— Problem —
For this exercise, copy out each line of the material below that includes "无公害食品".

========

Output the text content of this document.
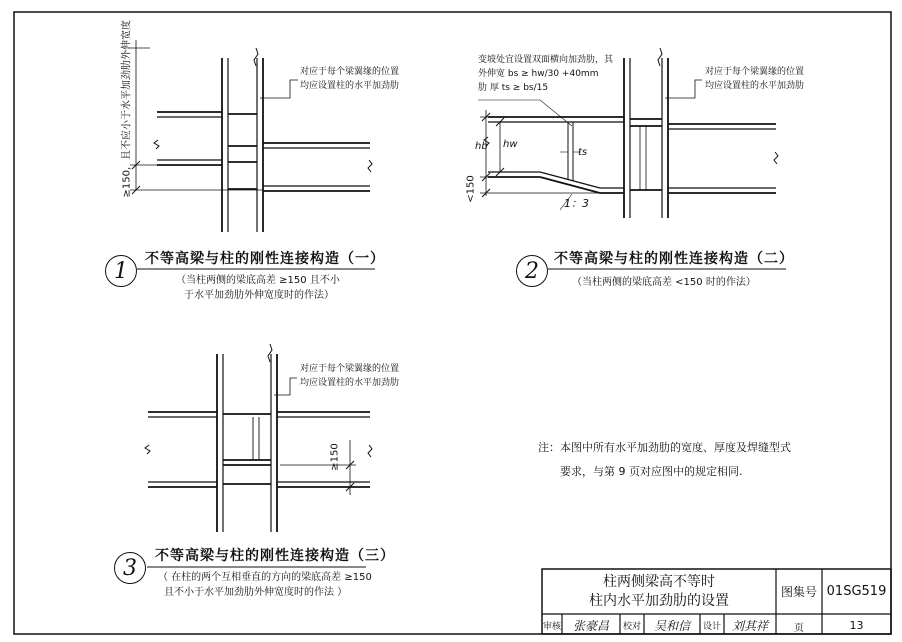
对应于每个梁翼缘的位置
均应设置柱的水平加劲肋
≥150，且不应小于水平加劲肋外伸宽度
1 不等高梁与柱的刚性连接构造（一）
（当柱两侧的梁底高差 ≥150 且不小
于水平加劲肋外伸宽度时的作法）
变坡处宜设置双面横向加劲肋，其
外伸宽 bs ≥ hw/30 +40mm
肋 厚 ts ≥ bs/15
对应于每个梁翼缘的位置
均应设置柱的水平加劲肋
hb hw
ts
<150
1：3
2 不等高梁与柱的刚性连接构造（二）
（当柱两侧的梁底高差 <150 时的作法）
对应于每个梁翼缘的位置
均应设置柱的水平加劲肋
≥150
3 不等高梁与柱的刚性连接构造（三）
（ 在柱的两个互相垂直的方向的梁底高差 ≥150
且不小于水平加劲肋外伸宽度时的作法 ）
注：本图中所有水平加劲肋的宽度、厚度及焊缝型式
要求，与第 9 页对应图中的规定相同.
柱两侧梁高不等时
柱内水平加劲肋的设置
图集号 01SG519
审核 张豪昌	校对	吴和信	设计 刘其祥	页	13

========

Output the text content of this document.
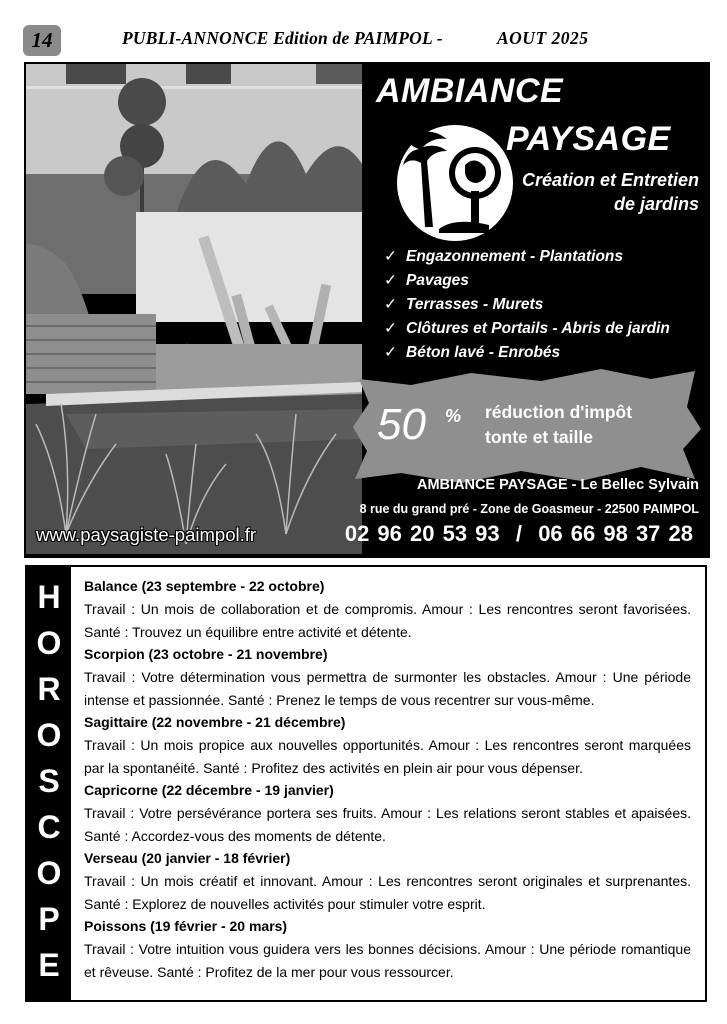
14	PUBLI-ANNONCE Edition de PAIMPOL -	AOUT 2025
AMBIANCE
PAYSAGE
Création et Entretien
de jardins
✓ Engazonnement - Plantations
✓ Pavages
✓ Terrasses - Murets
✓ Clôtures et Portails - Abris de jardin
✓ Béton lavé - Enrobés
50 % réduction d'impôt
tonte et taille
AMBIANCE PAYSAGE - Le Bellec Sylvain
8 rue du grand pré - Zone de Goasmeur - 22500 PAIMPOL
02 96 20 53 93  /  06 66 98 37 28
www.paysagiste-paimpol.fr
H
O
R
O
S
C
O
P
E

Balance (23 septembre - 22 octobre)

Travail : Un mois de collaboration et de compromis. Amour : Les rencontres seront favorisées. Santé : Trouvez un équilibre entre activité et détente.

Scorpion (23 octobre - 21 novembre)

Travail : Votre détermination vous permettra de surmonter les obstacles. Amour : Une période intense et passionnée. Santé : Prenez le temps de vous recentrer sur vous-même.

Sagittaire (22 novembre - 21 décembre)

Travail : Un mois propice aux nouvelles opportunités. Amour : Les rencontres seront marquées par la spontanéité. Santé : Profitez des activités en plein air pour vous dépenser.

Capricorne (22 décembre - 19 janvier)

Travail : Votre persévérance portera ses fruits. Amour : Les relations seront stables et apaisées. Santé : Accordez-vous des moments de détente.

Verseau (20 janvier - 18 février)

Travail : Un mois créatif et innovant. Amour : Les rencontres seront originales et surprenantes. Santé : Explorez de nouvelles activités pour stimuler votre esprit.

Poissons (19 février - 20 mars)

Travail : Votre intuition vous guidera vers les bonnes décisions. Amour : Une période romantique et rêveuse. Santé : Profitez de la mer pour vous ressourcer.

========

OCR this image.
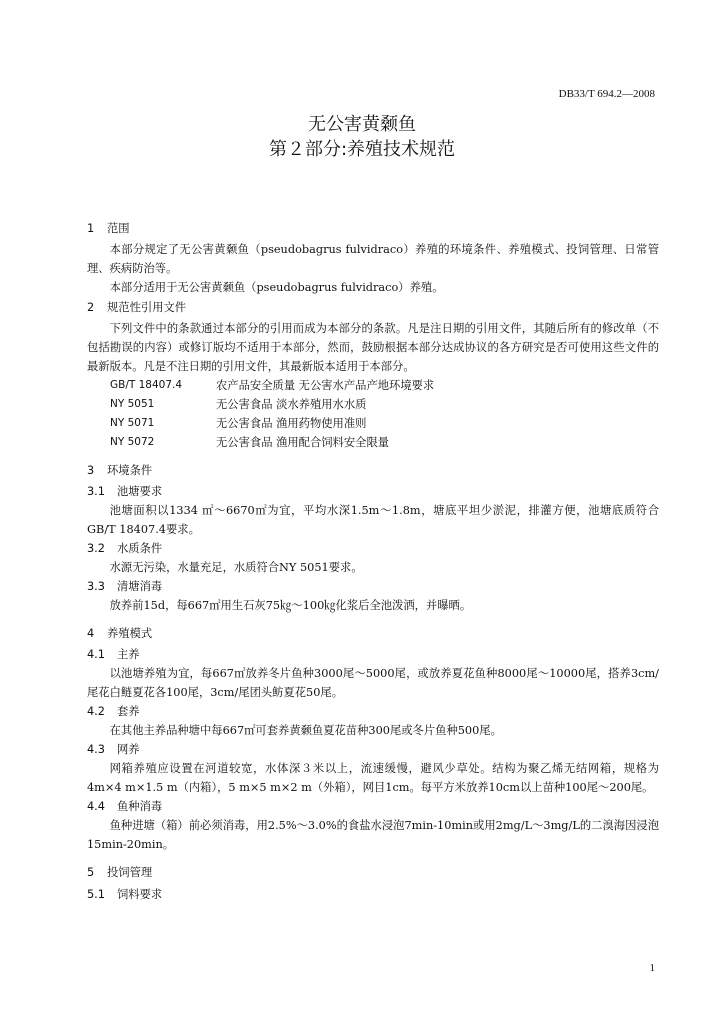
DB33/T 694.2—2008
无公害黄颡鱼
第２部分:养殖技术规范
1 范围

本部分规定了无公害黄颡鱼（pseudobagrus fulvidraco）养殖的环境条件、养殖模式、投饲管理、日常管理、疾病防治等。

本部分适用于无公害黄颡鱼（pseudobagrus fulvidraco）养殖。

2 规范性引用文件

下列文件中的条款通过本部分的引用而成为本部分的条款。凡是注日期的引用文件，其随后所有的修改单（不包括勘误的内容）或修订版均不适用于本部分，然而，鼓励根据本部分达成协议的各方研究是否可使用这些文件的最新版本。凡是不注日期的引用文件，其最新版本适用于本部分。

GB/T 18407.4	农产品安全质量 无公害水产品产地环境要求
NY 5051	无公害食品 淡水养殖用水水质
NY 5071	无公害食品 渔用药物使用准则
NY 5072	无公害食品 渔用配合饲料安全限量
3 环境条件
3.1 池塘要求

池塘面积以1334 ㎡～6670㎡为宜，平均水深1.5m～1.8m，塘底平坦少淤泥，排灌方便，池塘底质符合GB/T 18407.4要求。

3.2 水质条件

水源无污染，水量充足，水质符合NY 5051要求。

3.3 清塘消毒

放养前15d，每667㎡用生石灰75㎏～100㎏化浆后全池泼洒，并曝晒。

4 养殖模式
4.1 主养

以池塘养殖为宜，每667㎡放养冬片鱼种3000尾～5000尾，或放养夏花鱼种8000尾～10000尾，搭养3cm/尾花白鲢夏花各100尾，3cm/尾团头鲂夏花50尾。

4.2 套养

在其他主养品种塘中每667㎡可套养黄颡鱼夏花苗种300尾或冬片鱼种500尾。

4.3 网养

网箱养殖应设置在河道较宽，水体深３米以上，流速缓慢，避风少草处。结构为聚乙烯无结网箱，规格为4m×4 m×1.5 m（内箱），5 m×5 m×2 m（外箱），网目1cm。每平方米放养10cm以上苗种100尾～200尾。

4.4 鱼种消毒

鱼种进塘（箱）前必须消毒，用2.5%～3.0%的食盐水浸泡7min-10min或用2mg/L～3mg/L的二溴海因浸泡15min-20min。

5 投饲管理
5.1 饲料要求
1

========

— The response —
NY 5051	无公害食品 淡水养殖用水水质
NY 5071	无公害食品 渔用药物使用准则
NY 5072	无公害食品 渔用配合饲料安全限量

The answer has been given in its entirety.